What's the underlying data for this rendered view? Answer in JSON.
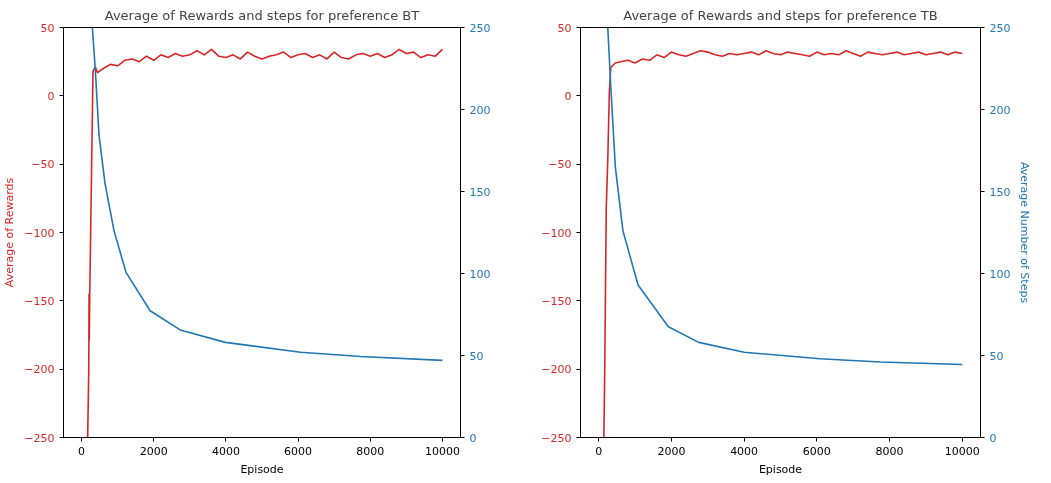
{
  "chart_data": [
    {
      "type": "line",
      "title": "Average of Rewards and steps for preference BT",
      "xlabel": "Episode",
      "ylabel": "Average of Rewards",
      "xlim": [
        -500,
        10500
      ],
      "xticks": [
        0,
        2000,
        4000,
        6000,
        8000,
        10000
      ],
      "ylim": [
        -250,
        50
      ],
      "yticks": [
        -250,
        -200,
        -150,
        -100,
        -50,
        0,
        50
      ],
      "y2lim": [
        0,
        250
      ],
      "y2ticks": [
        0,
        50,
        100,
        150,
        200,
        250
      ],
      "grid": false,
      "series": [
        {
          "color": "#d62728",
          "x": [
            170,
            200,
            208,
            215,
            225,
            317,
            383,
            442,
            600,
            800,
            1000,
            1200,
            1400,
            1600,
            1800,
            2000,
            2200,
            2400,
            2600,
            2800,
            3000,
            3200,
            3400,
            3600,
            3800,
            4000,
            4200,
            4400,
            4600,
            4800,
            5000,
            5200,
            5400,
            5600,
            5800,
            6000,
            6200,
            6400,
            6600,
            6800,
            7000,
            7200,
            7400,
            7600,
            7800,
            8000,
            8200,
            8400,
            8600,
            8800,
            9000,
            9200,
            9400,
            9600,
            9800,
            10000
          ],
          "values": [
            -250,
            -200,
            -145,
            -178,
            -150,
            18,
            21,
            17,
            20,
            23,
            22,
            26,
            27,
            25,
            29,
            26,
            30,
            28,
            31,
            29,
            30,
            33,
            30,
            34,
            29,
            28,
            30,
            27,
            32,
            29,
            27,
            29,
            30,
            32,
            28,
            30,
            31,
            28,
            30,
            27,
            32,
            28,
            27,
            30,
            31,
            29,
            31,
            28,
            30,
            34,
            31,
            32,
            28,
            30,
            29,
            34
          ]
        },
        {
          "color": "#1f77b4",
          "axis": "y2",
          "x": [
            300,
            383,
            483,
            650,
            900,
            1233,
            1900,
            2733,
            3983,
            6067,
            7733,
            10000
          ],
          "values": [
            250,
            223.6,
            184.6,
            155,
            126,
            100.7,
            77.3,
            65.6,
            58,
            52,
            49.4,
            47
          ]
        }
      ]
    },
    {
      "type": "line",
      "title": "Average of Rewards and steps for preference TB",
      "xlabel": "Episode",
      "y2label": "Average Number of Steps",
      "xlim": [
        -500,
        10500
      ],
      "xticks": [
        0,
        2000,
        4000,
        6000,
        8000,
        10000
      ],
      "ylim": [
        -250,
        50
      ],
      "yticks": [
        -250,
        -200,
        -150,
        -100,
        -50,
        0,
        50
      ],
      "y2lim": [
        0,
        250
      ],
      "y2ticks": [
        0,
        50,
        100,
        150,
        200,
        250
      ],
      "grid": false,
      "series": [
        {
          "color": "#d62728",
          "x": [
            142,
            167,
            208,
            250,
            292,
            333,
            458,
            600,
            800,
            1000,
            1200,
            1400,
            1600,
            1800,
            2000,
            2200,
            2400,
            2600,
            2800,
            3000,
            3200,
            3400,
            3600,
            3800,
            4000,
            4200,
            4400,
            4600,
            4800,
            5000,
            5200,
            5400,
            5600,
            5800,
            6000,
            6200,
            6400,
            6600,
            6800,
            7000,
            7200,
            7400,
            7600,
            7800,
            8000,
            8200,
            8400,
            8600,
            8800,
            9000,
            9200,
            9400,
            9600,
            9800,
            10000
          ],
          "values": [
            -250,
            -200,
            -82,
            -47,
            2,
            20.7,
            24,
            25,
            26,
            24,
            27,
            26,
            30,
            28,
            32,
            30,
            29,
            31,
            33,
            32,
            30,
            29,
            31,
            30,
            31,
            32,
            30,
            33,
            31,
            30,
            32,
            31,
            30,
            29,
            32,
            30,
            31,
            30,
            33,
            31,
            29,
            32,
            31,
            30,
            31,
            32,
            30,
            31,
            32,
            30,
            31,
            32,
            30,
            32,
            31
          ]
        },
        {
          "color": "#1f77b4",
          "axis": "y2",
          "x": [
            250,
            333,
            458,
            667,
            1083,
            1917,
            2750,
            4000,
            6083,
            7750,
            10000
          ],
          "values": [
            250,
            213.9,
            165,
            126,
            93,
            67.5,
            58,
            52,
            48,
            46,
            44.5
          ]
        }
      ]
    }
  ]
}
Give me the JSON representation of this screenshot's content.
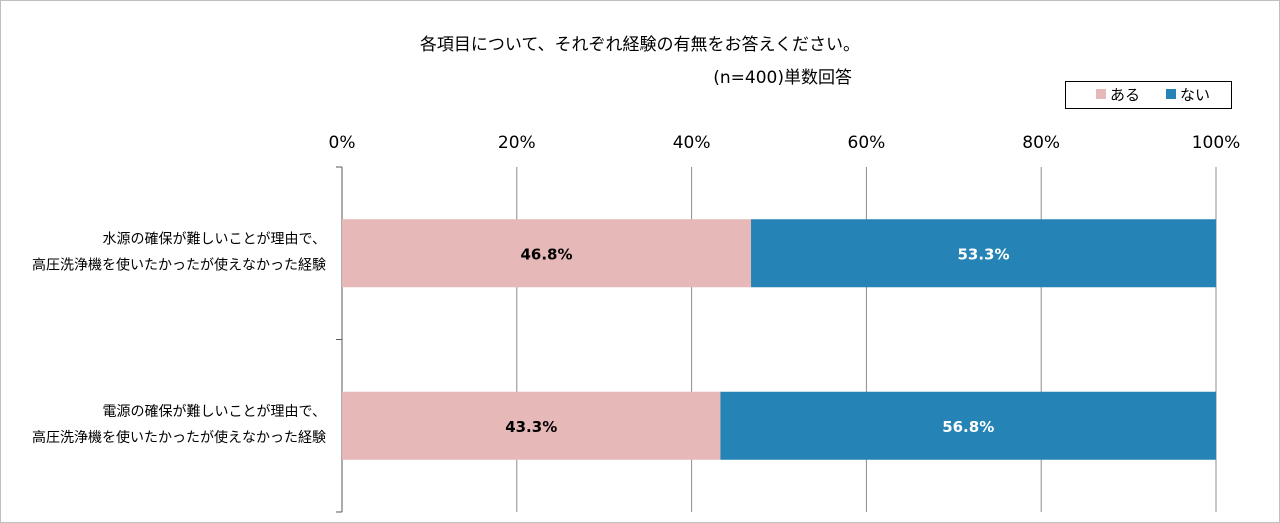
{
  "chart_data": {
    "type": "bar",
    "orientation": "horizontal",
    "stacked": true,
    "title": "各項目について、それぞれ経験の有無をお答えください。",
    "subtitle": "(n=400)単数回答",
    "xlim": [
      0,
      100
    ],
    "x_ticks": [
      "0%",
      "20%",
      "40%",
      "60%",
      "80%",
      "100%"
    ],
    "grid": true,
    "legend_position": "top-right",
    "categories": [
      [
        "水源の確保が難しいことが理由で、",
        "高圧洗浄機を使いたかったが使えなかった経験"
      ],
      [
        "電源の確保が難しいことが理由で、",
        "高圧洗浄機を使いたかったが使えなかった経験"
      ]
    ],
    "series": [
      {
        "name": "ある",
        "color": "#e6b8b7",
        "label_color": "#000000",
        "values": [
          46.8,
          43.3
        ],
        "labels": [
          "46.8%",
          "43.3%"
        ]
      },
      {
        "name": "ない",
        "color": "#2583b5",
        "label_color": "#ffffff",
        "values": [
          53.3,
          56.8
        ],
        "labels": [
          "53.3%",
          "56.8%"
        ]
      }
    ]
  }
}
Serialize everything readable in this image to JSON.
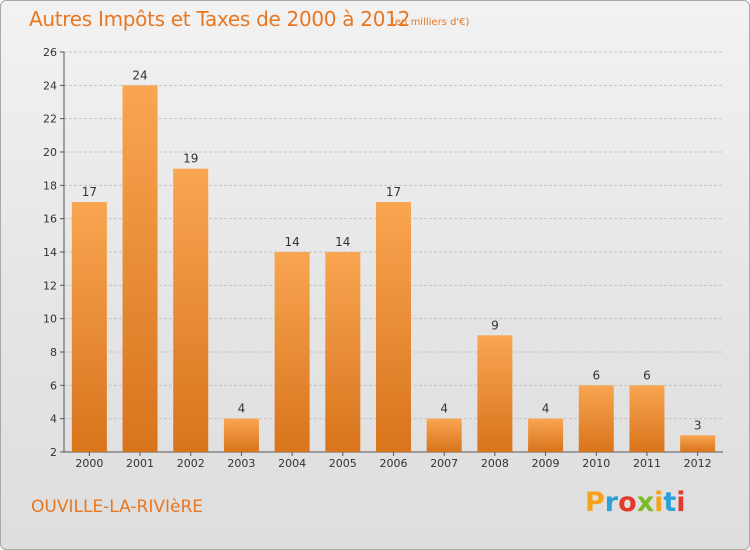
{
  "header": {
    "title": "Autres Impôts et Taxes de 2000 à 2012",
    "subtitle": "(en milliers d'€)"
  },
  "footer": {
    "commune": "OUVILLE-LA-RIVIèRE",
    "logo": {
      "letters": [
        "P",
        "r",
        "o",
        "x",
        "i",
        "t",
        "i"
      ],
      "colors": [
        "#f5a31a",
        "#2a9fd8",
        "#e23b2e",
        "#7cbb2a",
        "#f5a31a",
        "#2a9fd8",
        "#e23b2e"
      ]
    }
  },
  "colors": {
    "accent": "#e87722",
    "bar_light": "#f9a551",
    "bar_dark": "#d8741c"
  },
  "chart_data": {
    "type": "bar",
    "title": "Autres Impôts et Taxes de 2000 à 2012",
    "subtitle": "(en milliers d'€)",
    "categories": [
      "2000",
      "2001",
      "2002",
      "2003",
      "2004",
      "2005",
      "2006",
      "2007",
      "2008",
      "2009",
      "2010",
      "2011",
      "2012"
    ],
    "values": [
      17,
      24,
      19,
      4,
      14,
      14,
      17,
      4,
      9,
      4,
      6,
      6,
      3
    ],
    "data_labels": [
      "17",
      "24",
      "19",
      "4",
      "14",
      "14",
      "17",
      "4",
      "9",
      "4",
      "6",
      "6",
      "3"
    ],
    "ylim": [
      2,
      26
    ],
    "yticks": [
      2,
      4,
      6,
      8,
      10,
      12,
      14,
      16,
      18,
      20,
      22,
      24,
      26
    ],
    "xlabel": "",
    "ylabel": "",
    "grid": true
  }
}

● **Problem to solve**
Output the full set of records above without changing a word, and drop the images.

● **Solution for this task**
What's the underlying data for this rendered view? Answer in JSON.
{
  "chart_data": [
    {
      "type": "line",
      "title": "Average of Rewards and steps for preference BT",
      "xlabel": "Episode",
      "ylabel": "Average of Rewards",
      "xlim": [
        -500,
        10500
      ],
      "xticks": [
        0,
        2000,
        4000,
        6000,
        8000,
        10000
      ],
      "ylim": [
        -250,
        50
      ],
      "yticks": [
        -250,
        -200,
        -150,
        -100,
        -50,
        0,
        50
      ],
      "y2lim": [
        0,
        250
      ],
      "y2ticks": [
        0,
        50,
        100,
        150,
        200,
        250
      ],
      "grid": false,
      "series": [
        {
          "color": "#d62728",
          "x": [
            170,
            200,
            208,
            215,
            225,
            317,
            383,
            442,
            600,
            800,
            1000,
            1200,
            1400,
            1600,
            1800,
            2000,
            2200,
            2400,
            2600,
            2800,
            3000,
            3200,
            3400,
            3600,
            3800,
            4000,
            4200,
            4400,
            4600,
            4800,
            5000,
            5200,
            5400,
            5600,
            5800,
            6000,
            6200,
            6400,
            6600,
            6800,
            7000,
            7200,
            7400,
            7600,
            7800,
            8000,
            8200,
            8400,
            8600,
            8800,
            9000,
            9200,
            9400,
            9600,
            9800,
            10000
          ],
          "values": [
            -250,
            -200,
            -145,
            -178,
            -150,
            18,
            21,
            17,
            20,
            23,
            22,
            26,
            27,
            25,
            29,
            26,
            30,
            28,
            31,
            29,
            30,
            33,
            30,
            34,
            29,
            28,
            30,
            27,
            32,
            29,
            27,
            29,
            30,
            32,
            28,
            30,
            31,
            28,
            30,
            27,
            32,
            28,
            27,
            30,
            31,
            29,
            31,
            28,
            30,
            34,
            31,
            32,
            28,
            30,
            29,
            34
          ]
        },
        {
          "color": "#1f77b4",
          "axis": "y2",
          "x": [
            300,
            383,
            483,
            650,
            900,
            1233,
            1900,
            2733,
            3983,
            6067,
            7733,
            10000
          ],
          "values": [
            250,
            223.6,
            184.6,
            155,
            126,
            100.7,
            77.3,
            65.6,
            58,
            52,
            49.4,
            47
          ]
        }
      ]
    },
    {
      "type": "line",
      "title": "Average of Rewards and steps for preference TB",
      "xlabel": "Episode",
      "y2label": "Average Number of Steps",
      "xlim": [
        -500,
        10500
      ],
      "xticks": [
        0,
        2000,
        4000,
        6000,
        8000,
        10000
      ],
      "ylim": [
        -250,
        50
      ],
      "yticks": [
        -250,
        -200,
        -150,
        -100,
        -50,
        0,
        50
      ],
      "y2lim": [
        0,
        250
      ],
      "y2ticks": [
        0,
        50,
        100,
        150,
        200,
        250
      ],
      "grid": false,
      "series": [
        {
          "color": "#d62728",
          "x": [
            142,
            167,
            208,
            250,
            292,
            333,
            458,
            600,
            800,
            1000,
            1200,
            1400,
            1600,
            1800,
            2000,
            2200,
            2400,
            2600,
            2800,
            3000,
            3200,
            3400,
            3600,
            3800,
            4000,
            4200,
            4400,
            4600,
            4800,
            5000,
            5200,
            5400,
            5600,
            5800,
            6000,
            6200,
            6400,
            6600,
            6800,
            7000,
            7200,
            7400,
            7600,
            7800,
            8000,
            8200,
            8400,
            8600,
            8800,
            9000,
            9200,
            9400,
            9600,
            9800,
            10000
          ],
          "values": [
            -250,
            -200,
            -82,
            -47,
            2,
            20.7,
            24,
            25,
            26,
            24,
            27,
            26,
            30,
            28,
            32,
            30,
            29,
            31,
            33,
            32,
            30,
            29,
            31,
            30,
            31,
            32,
            30,
            33,
            31,
            30,
            32,
            31,
            30,
            29,
            32,
            30,
            31,
            30,
            33,
            31,
            29,
            32,
            31,
            30,
            31,
            32,
            30,
            31,
            32,
            30,
            31,
            32,
            30,
            32,
            31
          ]
        },
        {
          "color": "#1f77b4",
          "axis": "y2",
          "x": [
            250,
            333,
            458,
            667,
            1083,
            1917,
            2750,
            4000,
            6083,
            7750,
            10000
          ],
          "values": [
            250,
            213.9,
            165,
            126,
            93,
            67.5,
            58,
            52,
            48,
            46,
            44.5
          ]
        }
      ]
    }
  ]
}
Give me the JSON representation of this screenshot's content.
{
  "chart_data": {
    "type": "bar",
    "orientation": "horizontal",
    "stacked": true,
    "title": "各項目について、それぞれ経験の有無をお答えください。",
    "subtitle": "(n=400)単数回答",
    "xlim": [
      0,
      100
    ],
    "x_ticks": [
      "0%",
      "20%",
      "40%",
      "60%",
      "80%",
      "100%"
    ],
    "grid": true,
    "legend_position": "top-right",
    "categories": [
      [
        "水源の確保が難しいことが理由で、",
        "高圧洗浄機を使いたかったが使えなかった経験"
      ],
      [
        "電源の確保が難しいことが理由で、",
        "高圧洗浄機を使いたかったが使えなかった経験"
      ]
    ],
    "series": [
      {
        "name": "ある",
        "color": "#e6b8b7",
        "label_color": "#000000",
        "values": [
          46.8,
          43.3
        ],
        "labels": [
          "46.8%",
          "43.3%"
        ]
      },
      {
        "name": "ない",
        "color": "#2583b5",
        "label_color": "#ffffff",
        "values": [
          53.3,
          56.8
        ],
        "labels": [
          "53.3%",
          "56.8%"
        ]
      }
    ]
  }
}
Serialize everything readable in this image to JSON.
{
  "header": {
    "title": "Autres Impôts et Taxes de 2000 à 2012",
    "subtitle": "(en milliers d'€)"
  },
  "footer": {
    "commune": "OUVILLE-LA-RIVIèRE",
    "logo": {
      "letters": [
        "P",
        "r",
        "o",
        "x",
        "i",
        "t",
        "i"
      ],
      "colors": [
        "#f5a31a",
        "#2a9fd8",
        "#e23b2e",
        "#7cbb2a",
        "#f5a31a",
        "#2a9fd8",
        "#e23b2e"
      ]
    }
  },
  "colors": {
    "accent": "#e87722",
    "bar_light": "#f9a551",
    "bar_dark": "#d8741c"
  },
  "chart_data": {
    "type": "bar",
    "title": "Autres Impôts et Taxes de 2000 à 2012",
    "subtitle": "(en milliers d'€)",
    "categories": [
      "2000",
      "2001",
      "2002",
      "2003",
      "2004",
      "2005",
      "2006",
      "2007",
      "2008",
      "2009",
      "2010",
      "2011",
      "2012"
    ],
    "values": [
      17,
      24,
      19,
      4,
      14,
      14,
      17,
      4,
      9,
      4,
      6,
      6,
      3
    ],
    "data_labels": [
      "17",
      "24",
      "19",
      "4",
      "14",
      "14",
      "17",
      "4",
      "9",
      "4",
      "6",
      "6",
      "3"
    ],
    "ylim": [
      2,
      26
    ],
    "yticks": [
      2,
      4,
      6,
      8,
      10,
      12,
      14,
      16,
      18,
      20,
      22,
      24,
      26
    ],
    "xlabel": "",
    "ylabel": "",
    "grid": true
  }
}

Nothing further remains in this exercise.